Thursday, January 30, 2014

Just My Size

After yesterday’s rant, I thought I would explain how I figured out the proper size pattern for my figure after years of guesswork.

The McCall Company Sizing Chart

My very first apparel pattern purchase was McCall’s 8100.  I ended up with a pattern that contained Sizes 8-10-12, although my measurements were probably something like 35-30-36 at the time and I expected that the finished dress might be on the small side.    

The design has no zipper or button closure, but even so, it is horrendously oversized.  The finished bust measurement on the pattern is 41.5” – that means they are allowing a whopping 7.5” of wearing ease over and above the 34" full bust measurement for a standard Size 12.  If you would like to see the result, here is photographic evidence of the dress; the tie-back design is the only reason it fit at all.  

Sometime around 2008 I discovered PatternReview.com.  Suddenly I was exploring a fabulous online sewing community where thousands of individuals were well versed in a whole new language of FBAs, SBAs, and UFOs.*  I had absolutely no clue what they were talking about!  

In the ten years prior to finding the online sewing community, I was busy making dresses and costumes, and worked with an incredible costume designer in college where I picked up hundreds of random tips and tricks.  In the costume shop, I was the girl to go to if you needed to get a knot out of a length of thread, or if you needed a hem quickly hand stitched or a zipper unstuck during a quick change.  But I had never dealt with fitting anyone other than myself.  I was capable of putting an entire garment together, but never had to deal with choosing a size for someone or drafting a pattern. 


After years of trial and error, I confirmed that my frame was perfectly suited to a size 12 in Vogue/McCall/Butterick/Simplicity contemporary patterns (exclusive of a couple of minor alterations).  But why was that?  My bust and hips got a bit larger, and my waist smaller, but according to their fit chart, a Size 14 still looks like it should be the best fit.

Over the years, I have learned that The Big 4 (McCalls, Butterick, Simplicity, & Vogue) generally have masses of excess ease built into the designs.  Vogue patterns give me less of a problem in this regard, and Vogue designer patterns even less.  The most common exception to the over-ease rule is a strapless design – those follow the body measurement chart quite closely.

So why do Size 14s turn out too big, especially around the upper edge of the bodice?  I am rather long-waisted and usually add from ¾ to a full 1 inch to the torso length, have a slight swayback, and my upper back is straight up and down without the standard bit of forward slouch, but that does not account for the sizing problem. 


Years and years into the sewing game, I started hearing about something called the “upper bust” or “high bust” or "chest" measurement being the thing that should determine which pattern size is appropriate, rather than the three numbers given on the back of the envelope – who knew? - and where the heck are they hiding that number if it is so darn important?!  This upper bust measurement, after all, gives a much more accurate fit.  Gaining or losing weight will not significantly alter this measurement, just as losing twenty pounds does not narrow wide shoulders, or vice versa.  Altering those areas can also be a bit of a nightmare because you have to deal with shoulder widths, necklines, and most importantly, the armscye, so starting off with a pattern that fits through this area is much more important than the full bust, waistline, or hip measurements.  For a dress maker, the full bust measurement is probably the worst indicator of overall body size of a woman.  Which is ironic, since many vintage patterns are only stamped with that single measurement.

*Given request a*
In the sewing-size blog post, what finished bust measurement is printed on the McCall's 8100 pattern?
The blog post above and the records that follow are separate, unrelated material.

*Available data*
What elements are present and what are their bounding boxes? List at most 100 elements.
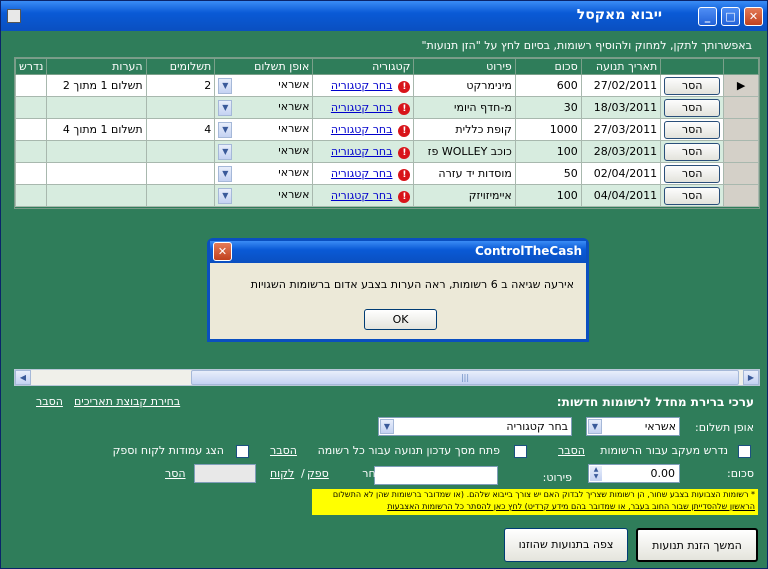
close-button[interactable]: ✕ [744, 7, 763, 26]
cell-extra[interactable] [14, 118, 48, 141]
cell-details[interactable]: מ-חדף היומי [413, 96, 516, 119]
view-imported-button[interactable]: צפה בתנועות שהוזנו [504, 528, 628, 562]
track-checkbox[interactable] [738, 445, 751, 458]
cell-amount[interactable]: 100 [514, 140, 582, 163]
choose-category-link[interactable]: בחר קטגוריה [331, 189, 393, 202]
cell-category[interactable]: בחר קטגוריה! [312, 118, 415, 141]
amount-spinner[interactable]: ▲ ▼ 0.00 [588, 464, 680, 483]
cell-notes[interactable] [46, 184, 147, 207]
chevron-down-icon[interactable]: ▼ [218, 99, 233, 116]
cell-installments[interactable]: 4 [145, 118, 216, 141]
delete-row-button[interactable]: הסר [664, 76, 721, 95]
details-input[interactable] [374, 466, 498, 485]
warning-line-2[interactable]: הראשון שלהסדייתן שבור החוב בעבר, או שמדו… [315, 501, 755, 513]
cell-extra[interactable] [14, 96, 48, 119]
cell-notes[interactable]: 4 תשלום 1 מתוך [46, 118, 147, 141]
cell-amount[interactable]: 30 [514, 96, 582, 119]
cell-payment[interactable]: ▼ אשראי [214, 140, 314, 163]
open-screen-explain-link[interactable]: הסבר [270, 444, 297, 457]
cell-payment[interactable]: ▼ אשראי [214, 96, 314, 119]
scroll-thumb[interactable]: ||| [191, 370, 739, 385]
cell-category[interactable]: בחר קטגוריה! [312, 74, 415, 97]
choose-category-link[interactable]: בחר קטגוריה [331, 123, 393, 136]
cell-amount[interactable]: 1000 [514, 118, 582, 141]
dialog-close-icon[interactable]: ✕ [213, 242, 232, 261]
cell-category[interactable]: בחר קטגוריה! [312, 162, 415, 185]
supplier-link[interactable]: ספק [307, 467, 329, 480]
cell-date[interactable]: 18/03/2011 [580, 96, 662, 119]
cell-installments[interactable] [145, 162, 216, 185]
cell-extra[interactable] [14, 140, 48, 163]
cell-installments[interactable] [145, 140, 216, 163]
cell-payment[interactable]: ▼ אשראי [214, 162, 314, 185]
cell-payment[interactable]: ▼ אשראי [214, 74, 314, 97]
maximize-button[interactable]: □ [721, 7, 740, 26]
cell-category[interactable]: בחר קטגוריה! [312, 184, 415, 207]
delete-row-button[interactable]: הסר [664, 142, 721, 161]
row-selector[interactable] [723, 118, 759, 141]
row-selector[interactable] [723, 96, 759, 119]
cell-extra[interactable] [14, 74, 48, 97]
cell-details[interactable]: פז WOLLEY כוכב [413, 140, 516, 163]
open-screen-checkbox[interactable] [514, 445, 527, 458]
row-selector[interactable] [723, 140, 759, 163]
table-row[interactable]: ▼ אשראי בחר קטגוריה! פז WOLLEY כוכב 100 2… [14, 140, 759, 163]
chevron-down-icon[interactable]: ▼ [218, 143, 233, 160]
row-selector[interactable] [723, 162, 759, 185]
delete-row-button[interactable]: הסר [664, 186, 721, 205]
chevron-down-icon[interactable]: ▼ [218, 121, 233, 138]
choose-category-link[interactable]: בחר קטגוריה [331, 145, 393, 158]
transactions-grid[interactable]: נדרש הערות תשלומים אופן תשלום קטגוריה פי… [14, 57, 760, 209]
cell-category[interactable]: בחר קטגוריה! [312, 140, 415, 163]
table-row[interactable]: 2 תשלום 1 מתוך 2 ▼ אשראי בחר קטגוריה! מינ… [14, 74, 759, 97]
date-group-link[interactable]: בחירת קבוצת תאריכים [74, 395, 180, 408]
cell-details[interactable]: איימיזויזק [413, 184, 516, 207]
table-row[interactable]: ▼ אשראי בחר קטגוריה! איימיזויזק 100 04/04… [14, 184, 759, 207]
cell-installments[interactable]: 2 [145, 74, 216, 97]
date-group-explain-link[interactable]: הסבר [36, 395, 63, 408]
cell-extra[interactable] [14, 184, 48, 207]
choose-category-link[interactable]: בחר קטגוריה [331, 101, 393, 114]
cell-extra[interactable] [14, 162, 48, 185]
show-columns-checkbox[interactable] [236, 445, 249, 458]
category-combo[interactable]: ▼ בחר קטגוריה [378, 417, 572, 436]
row-selector[interactable]: ▶ [723, 74, 759, 97]
cell-details[interactable]: מוסדות יד עזרה [413, 162, 516, 185]
table-row[interactable]: ▼ אשראי בחר קטגוריה! מוסדות יד עזרה 50 02… [14, 162, 759, 185]
cell-notes[interactable] [46, 162, 147, 185]
cell-details[interactable]: קופת כללית [413, 118, 516, 141]
table-row[interactable]: 4 תשלום 1 מתוך 4 ▼ אשראי בחר קטגוריה! קופ… [14, 118, 759, 141]
customer-link[interactable]: לקוח [270, 467, 294, 480]
cell-amount[interactable]: 50 [514, 162, 582, 185]
title-bar[interactable]: ייבוא מאקסל _ □ ✕ [1, 1, 767, 31]
dialog-title-bar[interactable]: ✕ ControlTheCash [210, 241, 586, 263]
spinner-arrows-icon[interactable]: ▲ ▼ [590, 466, 602, 481]
continue-button[interactable]: המשך הזנת תנועות [636, 528, 758, 562]
cell-amount[interactable]: 100 [514, 184, 582, 207]
remove-link[interactable]: הסר [165, 467, 186, 480]
choose-category-link[interactable]: בחר קטגוריה [331, 79, 393, 92]
cell-date[interactable]: 27/03/2011 [580, 118, 662, 141]
scroll-right-icon[interactable]: ▶ [743, 370, 759, 385]
cell-category[interactable]: בחר קטגוריה! [312, 96, 415, 119]
track-explain-link[interactable]: הסבר [558, 444, 585, 457]
cell-installments[interactable] [145, 96, 216, 119]
cell-date[interactable]: 27/02/2011 [580, 74, 662, 97]
row-selector[interactable] [723, 184, 759, 207]
ok-button[interactable]: OK [364, 309, 437, 330]
payment-combo[interactable]: ▼ אשראי [586, 417, 680, 436]
minimize-button[interactable]: _ [698, 7, 717, 26]
chevron-down-icon[interactable]: ▼ [218, 165, 233, 182]
chevron-down-icon[interactable]: ▼ [588, 419, 602, 434]
chevron-down-icon[interactable]: ▼ [380, 419, 394, 434]
cell-notes[interactable] [46, 96, 147, 119]
horizontal-scrollbar[interactable]: ◀ ||| ▶ [14, 369, 760, 386]
cell-amount[interactable]: 600 [514, 74, 582, 97]
cell-notes[interactable] [46, 140, 147, 163]
cell-notes[interactable]: 2 תשלום 1 מתוך [46, 74, 147, 97]
cell-payment[interactable]: ▼ אשראי [214, 118, 314, 141]
cell-date[interactable]: 02/04/2011 [580, 162, 662, 185]
chevron-down-icon[interactable]: ▼ [218, 77, 233, 94]
choose-category-link[interactable]: בחר קטגוריה [331, 167, 393, 180]
table-row[interactable]: ▼ אשראי בחר קטגוריה! מ-חדף היומי 30 18/03… [14, 96, 759, 119]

*Given request b*
In the records, starting with the line containing "close-button[interactable]: ✕ [744, 7, 763, 26]" and going on through the line containing "cell-category[interactable]: בחר קטגוריה! [312, 118, 415, 141]", swap "cell-amount" for "cell-sum" and give only those lines again, with everything else unchanged.

*Task answer a*
41.5 inches.

*Task answer b*
close-button[interactable]: ✕ [744, 7, 763, 26]
cell-extra[interactable] [14, 118, 48, 141]
cell-details[interactable]: מ-חדף היומי [413, 96, 516, 119]
view-imported-button[interactable]: צפה בתנועות שהוזנו [504, 528, 628, 562]
track-checkbox[interactable] [738, 445, 751, 458]
cell-sum[interactable]: 100 [514, 140, 582, 163]
choose-category-link[interactable]: בחר קטגוריה [331, 189, 393, 202]
cell-category[interactable]: בחר קטגוריה! [312, 118, 415, 141]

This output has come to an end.